### [Problem to solve]
Check each line of the material below for "rekan". Report how many have it, with no other words.

####################

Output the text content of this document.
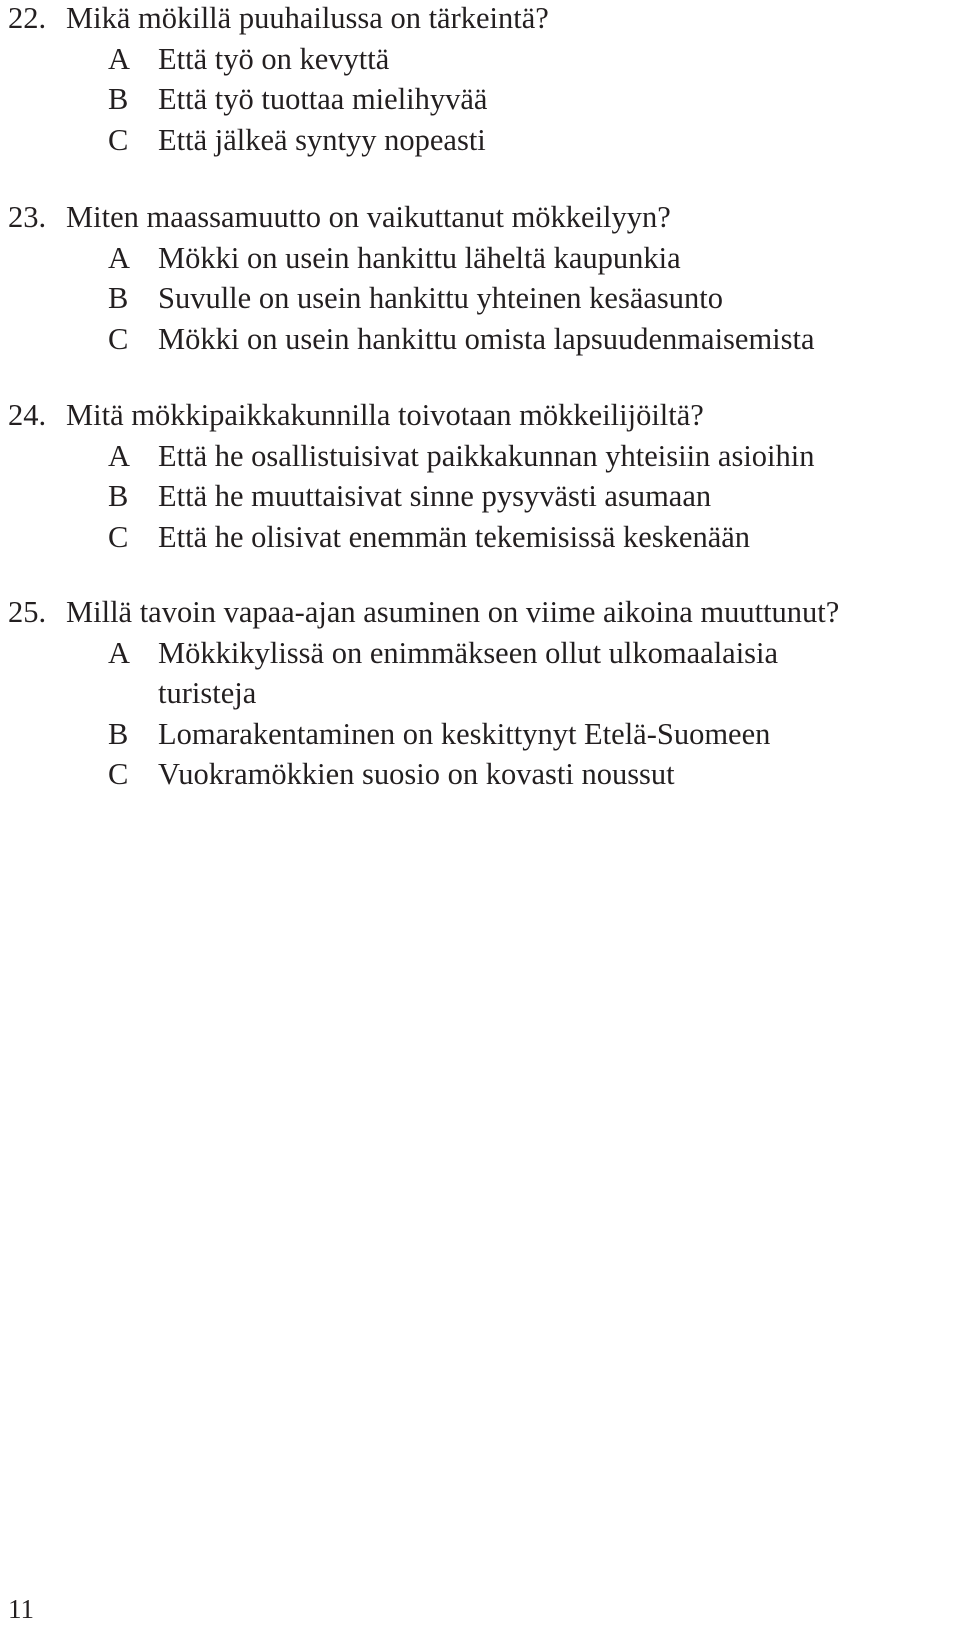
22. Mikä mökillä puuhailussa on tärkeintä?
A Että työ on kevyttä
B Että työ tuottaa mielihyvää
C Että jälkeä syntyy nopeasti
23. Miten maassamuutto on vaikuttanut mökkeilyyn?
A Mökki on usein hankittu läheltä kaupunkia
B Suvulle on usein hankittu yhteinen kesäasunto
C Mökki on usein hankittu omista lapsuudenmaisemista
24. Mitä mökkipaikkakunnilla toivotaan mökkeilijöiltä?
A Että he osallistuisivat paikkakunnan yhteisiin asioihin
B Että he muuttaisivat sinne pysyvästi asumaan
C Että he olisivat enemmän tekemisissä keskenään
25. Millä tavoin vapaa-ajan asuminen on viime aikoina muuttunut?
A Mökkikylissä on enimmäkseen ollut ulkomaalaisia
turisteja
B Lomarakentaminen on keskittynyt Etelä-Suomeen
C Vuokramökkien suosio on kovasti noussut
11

####################

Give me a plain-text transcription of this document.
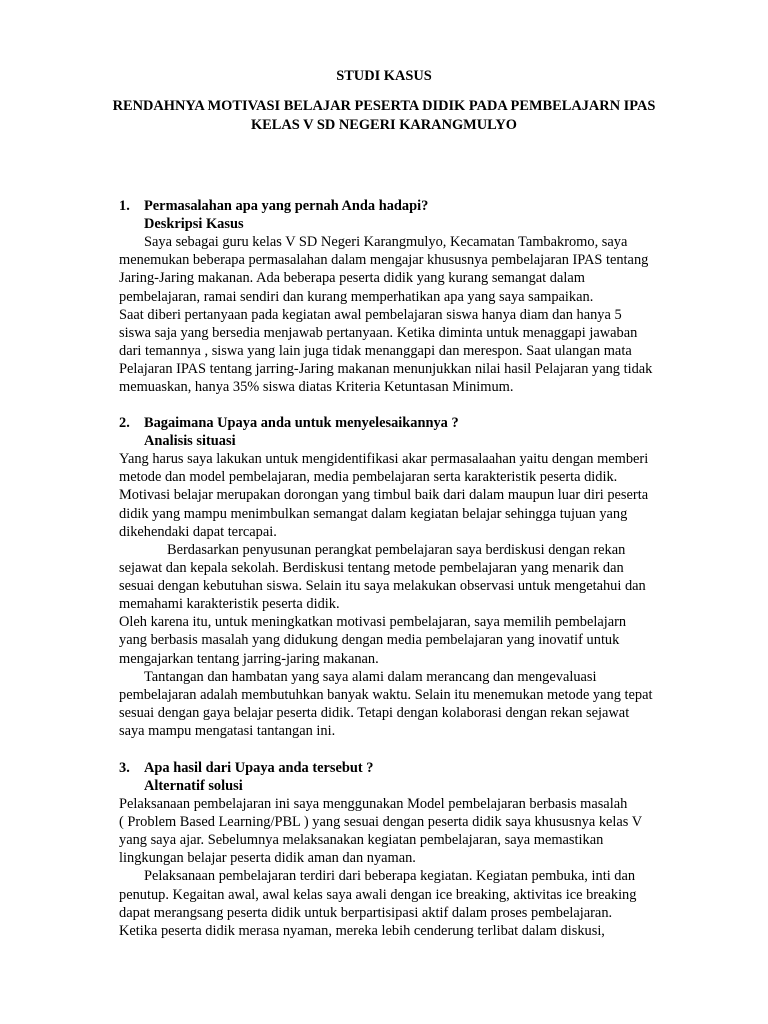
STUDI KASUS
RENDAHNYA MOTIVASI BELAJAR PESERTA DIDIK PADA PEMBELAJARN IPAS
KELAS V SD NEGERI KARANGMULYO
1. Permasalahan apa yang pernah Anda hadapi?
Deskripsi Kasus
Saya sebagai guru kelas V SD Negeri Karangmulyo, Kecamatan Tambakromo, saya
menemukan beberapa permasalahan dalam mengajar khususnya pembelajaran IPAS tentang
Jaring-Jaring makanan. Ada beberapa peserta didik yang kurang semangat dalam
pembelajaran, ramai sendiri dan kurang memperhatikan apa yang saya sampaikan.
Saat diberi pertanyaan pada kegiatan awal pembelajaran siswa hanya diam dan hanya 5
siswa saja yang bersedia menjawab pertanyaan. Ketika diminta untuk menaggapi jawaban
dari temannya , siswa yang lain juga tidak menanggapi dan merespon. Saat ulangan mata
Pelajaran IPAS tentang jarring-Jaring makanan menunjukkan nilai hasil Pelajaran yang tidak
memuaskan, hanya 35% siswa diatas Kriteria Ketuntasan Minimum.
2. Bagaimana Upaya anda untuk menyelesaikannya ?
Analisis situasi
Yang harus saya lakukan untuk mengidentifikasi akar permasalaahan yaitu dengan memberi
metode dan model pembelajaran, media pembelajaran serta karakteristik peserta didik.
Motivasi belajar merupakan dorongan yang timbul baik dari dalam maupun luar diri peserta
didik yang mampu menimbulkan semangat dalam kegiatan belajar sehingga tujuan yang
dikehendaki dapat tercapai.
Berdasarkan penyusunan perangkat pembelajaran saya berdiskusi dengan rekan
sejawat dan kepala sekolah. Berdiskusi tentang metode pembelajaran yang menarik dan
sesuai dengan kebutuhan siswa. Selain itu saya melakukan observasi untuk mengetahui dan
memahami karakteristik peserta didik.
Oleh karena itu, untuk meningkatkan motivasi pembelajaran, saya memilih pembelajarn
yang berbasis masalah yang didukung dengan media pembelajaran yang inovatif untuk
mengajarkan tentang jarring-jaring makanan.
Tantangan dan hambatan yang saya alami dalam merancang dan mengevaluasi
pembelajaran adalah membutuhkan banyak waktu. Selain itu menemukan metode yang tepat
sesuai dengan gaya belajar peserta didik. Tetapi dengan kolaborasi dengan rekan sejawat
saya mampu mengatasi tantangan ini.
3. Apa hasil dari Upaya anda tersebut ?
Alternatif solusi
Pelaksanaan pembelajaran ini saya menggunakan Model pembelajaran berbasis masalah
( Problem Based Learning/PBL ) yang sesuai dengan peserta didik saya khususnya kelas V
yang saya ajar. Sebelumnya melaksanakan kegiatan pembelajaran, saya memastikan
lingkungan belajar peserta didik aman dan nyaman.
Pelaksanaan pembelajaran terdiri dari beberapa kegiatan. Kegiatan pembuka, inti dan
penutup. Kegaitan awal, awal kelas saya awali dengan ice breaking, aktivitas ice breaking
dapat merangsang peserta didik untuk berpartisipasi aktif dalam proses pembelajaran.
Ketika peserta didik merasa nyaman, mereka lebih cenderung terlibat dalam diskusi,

####################

### [Response to this exercise]
2